Supplied entries:
-------------------------

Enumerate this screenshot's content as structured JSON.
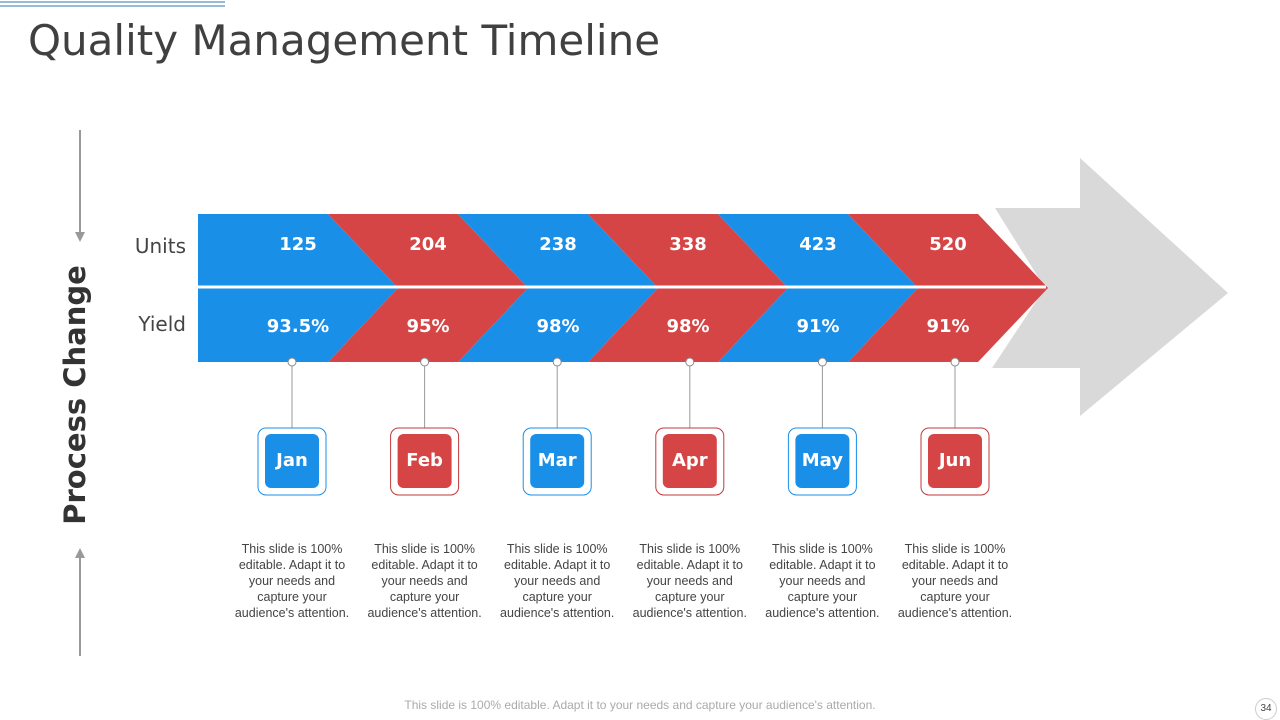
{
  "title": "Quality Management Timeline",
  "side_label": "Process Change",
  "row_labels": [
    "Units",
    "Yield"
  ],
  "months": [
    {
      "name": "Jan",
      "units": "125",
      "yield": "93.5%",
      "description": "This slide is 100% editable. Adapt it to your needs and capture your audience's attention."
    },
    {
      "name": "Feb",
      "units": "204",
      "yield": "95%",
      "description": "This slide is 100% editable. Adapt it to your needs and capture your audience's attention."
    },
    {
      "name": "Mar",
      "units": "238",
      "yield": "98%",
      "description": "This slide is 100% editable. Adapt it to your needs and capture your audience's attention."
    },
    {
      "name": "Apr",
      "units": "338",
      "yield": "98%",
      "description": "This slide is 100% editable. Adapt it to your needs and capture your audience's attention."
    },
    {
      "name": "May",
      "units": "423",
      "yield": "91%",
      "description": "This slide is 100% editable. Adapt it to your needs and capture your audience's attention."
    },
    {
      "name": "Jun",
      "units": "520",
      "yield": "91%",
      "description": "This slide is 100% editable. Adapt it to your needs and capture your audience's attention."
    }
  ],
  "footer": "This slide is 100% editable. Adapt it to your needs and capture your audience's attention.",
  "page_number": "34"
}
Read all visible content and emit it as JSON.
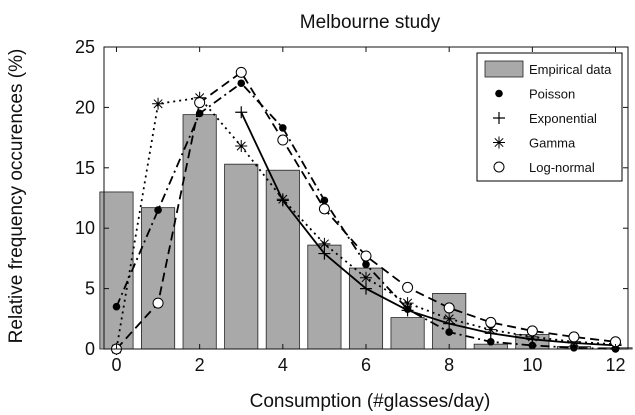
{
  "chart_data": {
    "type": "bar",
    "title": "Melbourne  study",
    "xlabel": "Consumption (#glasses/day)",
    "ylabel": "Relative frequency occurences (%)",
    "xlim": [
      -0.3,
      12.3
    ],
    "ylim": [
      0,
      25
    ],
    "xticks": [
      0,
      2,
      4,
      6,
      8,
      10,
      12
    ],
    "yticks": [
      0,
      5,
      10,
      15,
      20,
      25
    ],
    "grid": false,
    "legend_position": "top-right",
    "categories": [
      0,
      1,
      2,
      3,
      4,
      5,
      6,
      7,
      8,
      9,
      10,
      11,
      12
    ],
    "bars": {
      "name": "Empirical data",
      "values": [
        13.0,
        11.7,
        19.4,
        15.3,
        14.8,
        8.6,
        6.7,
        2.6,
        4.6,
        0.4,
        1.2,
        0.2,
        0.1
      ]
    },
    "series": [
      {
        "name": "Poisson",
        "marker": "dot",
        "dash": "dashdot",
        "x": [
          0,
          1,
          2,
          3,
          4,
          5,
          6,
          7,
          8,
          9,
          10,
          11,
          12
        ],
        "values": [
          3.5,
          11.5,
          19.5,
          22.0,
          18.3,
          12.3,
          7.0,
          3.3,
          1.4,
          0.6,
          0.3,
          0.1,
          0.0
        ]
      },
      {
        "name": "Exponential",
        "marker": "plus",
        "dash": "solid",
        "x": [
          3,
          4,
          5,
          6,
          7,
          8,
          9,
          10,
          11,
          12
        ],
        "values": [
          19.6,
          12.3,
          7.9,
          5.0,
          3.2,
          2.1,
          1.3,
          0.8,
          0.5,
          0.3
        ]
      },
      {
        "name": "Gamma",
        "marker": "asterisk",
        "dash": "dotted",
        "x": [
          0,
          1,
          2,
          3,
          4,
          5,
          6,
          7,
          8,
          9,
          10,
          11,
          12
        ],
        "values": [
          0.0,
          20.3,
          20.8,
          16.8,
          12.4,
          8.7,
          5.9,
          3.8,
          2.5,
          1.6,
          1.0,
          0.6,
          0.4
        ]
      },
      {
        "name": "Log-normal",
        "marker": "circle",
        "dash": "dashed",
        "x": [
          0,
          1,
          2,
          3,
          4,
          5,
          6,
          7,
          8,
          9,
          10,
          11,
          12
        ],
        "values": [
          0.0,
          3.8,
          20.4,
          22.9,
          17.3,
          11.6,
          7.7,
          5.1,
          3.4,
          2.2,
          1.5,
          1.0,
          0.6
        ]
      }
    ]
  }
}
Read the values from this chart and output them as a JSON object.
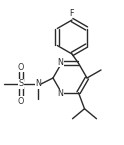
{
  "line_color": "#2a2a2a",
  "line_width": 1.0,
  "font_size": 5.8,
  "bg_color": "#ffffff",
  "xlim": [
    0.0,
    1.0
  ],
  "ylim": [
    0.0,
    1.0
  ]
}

-------------------------

Given instruction: Without the pictures, copy the material exactly as given.

In response:
Enumerate this screenshot's content as structured JSON.
{
  "title": "Quality Management Timeline",
  "side_label": "Process Change",
  "row_labels": [
    "Units",
    "Yield"
  ],
  "months": [
    {
      "name": "Jan",
      "units": "125",
      "yield": "93.5%",
      "description": "This slide is 100% editable. Adapt it to your needs and capture your audience's attention."
    },
    {
      "name": "Feb",
      "units": "204",
      "yield": "95%",
      "description": "This slide is 100% editable. Adapt it to your needs and capture your audience's attention."
    },
    {
      "name": "Mar",
      "units": "238",
      "yield": "98%",
      "description": "This slide is 100% editable. Adapt it to your needs and capture your audience's attention."
    },
    {
      "name": "Apr",
      "units": "338",
      "yield": "98%",
      "description": "This slide is 100% editable. Adapt it to your needs and capture your audience's attention."
    },
    {
      "name": "May",
      "units": "423",
      "yield": "91%",
      "description": "This slide is 100% editable. Adapt it to your needs and capture your audience's attention."
    },
    {
      "name": "Jun",
      "units": "520",
      "yield": "91%",
      "description": "This slide is 100% editable. Adapt it to your needs and capture your audience's attention."
    }
  ],
  "footer": "This slide is 100% editable. Adapt it to your needs and capture your audience's attention.",
  "page_number": "34"
}
Read all visible content and emit it as JSON.
{
  "chart_data": {
    "type": "bar",
    "title": "Melbourne  study",
    "xlabel": "Consumption (#glasses/day)",
    "ylabel": "Relative frequency occurences (%)",
    "xlim": [
      -0.3,
      12.3
    ],
    "ylim": [
      0,
      25
    ],
    "xticks": [
      0,
      2,
      4,
      6,
      8,
      10,
      12
    ],
    "yticks": [
      0,
      5,
      10,
      15,
      20,
      25
    ],
    "grid": false,
    "legend_position": "top-right",
    "categories": [
      0,
      1,
      2,
      3,
      4,
      5,
      6,
      7,
      8,
      9,
      10,
      11,
      12
    ],
    "bars": {
      "name": "Empirical data",
      "values": [
        13.0,
        11.7,
        19.4,
        15.3,
        14.8,
        8.6,
        6.7,
        2.6,
        4.6,
        0.4,
        1.2,
        0.2,
        0.1
      ]
    },
    "series": [
      {
        "name": "Poisson",
        "marker": "dot",
        "dash": "dashdot",
        "x": [
          0,
          1,
          2,
          3,
          4,
          5,
          6,
          7,
          8,
          9,
          10,
          11,
          12
        ],
        "values": [
          3.5,
          11.5,
          19.5,
          22.0,
          18.3,
          12.3,
          7.0,
          3.3,
          1.4,
          0.6,
          0.3,
          0.1,
          0.0
        ]
      },
      {
        "name": "Exponential",
        "marker": "plus",
        "dash": "solid",
        "x": [
          3,
          4,
          5,
          6,
          7,
          8,
          9,
          10,
          11,
          12
        ],
        "values": [
          19.6,
          12.3,
          7.9,
          5.0,
          3.2,
          2.1,
          1.3,
          0.8,
          0.5,
          0.3
        ]
      },
      {
        "name": "Gamma",
        "marker": "asterisk",
        "dash": "dotted",
        "x": [
          0,
          1,
          2,
          3,
          4,
          5,
          6,
          7,
          8,
          9,
          10,
          11,
          12
        ],
        "values": [
          0.0,
          20.3,
          20.8,
          16.8,
          12.4,
          8.7,
          5.9,
          3.8,
          2.5,
          1.6,
          1.0,
          0.6,
          0.4
        ]
      },
      {
        "name": "Log-normal",
        "marker": "circle",
        "dash": "dashed",
        "x": [
          0,
          1,
          2,
          3,
          4,
          5,
          6,
          7,
          8,
          9,
          10,
          11,
          12
        ],
        "values": [
          0.0,
          3.8,
          20.4,
          22.9,
          17.3,
          11.6,
          7.7,
          5.1,
          3.4,
          2.2,
          1.5,
          1.0,
          0.6
        ]
      }
    ]
  }
}
Read the values from this chart and output them as a JSON object.
{
  "line_color": "#2a2a2a",
  "line_width": 1.0,
  "font_size": 5.8,
  "bg_color": "#ffffff",
  "xlim": [
    0.0,
    1.0
  ],
  "ylim": [
    0.0,
    1.0
  ]
}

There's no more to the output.